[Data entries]
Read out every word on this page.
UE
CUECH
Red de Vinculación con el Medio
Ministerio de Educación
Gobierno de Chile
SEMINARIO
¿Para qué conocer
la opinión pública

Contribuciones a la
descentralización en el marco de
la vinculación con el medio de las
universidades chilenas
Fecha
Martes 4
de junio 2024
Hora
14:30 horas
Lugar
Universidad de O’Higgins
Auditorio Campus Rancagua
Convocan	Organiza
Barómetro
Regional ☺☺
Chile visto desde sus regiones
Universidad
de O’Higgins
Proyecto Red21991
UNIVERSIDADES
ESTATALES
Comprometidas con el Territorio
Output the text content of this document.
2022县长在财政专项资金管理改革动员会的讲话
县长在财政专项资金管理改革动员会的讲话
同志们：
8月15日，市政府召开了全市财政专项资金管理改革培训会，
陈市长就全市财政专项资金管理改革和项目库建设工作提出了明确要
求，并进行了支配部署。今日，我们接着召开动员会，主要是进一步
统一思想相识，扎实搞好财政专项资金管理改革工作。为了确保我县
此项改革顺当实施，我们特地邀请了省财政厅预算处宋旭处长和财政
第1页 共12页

WHAT TO PRODUCE: Extract the listing in its entirety and repeat it exactly.

RESULT BELOW:
Read out every word on this page.
UE
CUECH
Red de Vinculación con el Medio
Ministerio de Educación
Gobierno de Chile
SEMINARIO
¿Para qué conocer
la opinión pública

Contribuciones a la
descentralización en el marco de
la vinculación con el medio de las
universidades chilenas
Fecha
Martes 4
de junio 2024
Hora
14:30 horas
Lugar
Universidad de O’Higgins
Auditorio Campus Rancagua
Convocan	Organiza
Barómetro
Regional ☺☺
Chile visto desde sus regiones
Universidad
de O’Higgins
Proyecto Red21991
UNIVERSIDADES
ESTATALES
Comprometidas con el Territorio
Output the text content of this document.
2022县长在财政专项资金管理改革动员会的讲话
县长在财政专项资金管理改革动员会的讲话
同志们：
8月15日，市政府召开了全市财政专项资金管理改革培训会，
陈市长就全市财政专项资金管理改革和项目库建设工作提出了明确要
求，并进行了支配部署。今日，我们接着召开动员会，主要是进一步
统一思想相识，扎实搞好财政专项资金管理改革工作。为了确保我县
此项改革顺当实施，我们特地邀请了省财政厅预算处宋旭处长和财政
第1页 共12页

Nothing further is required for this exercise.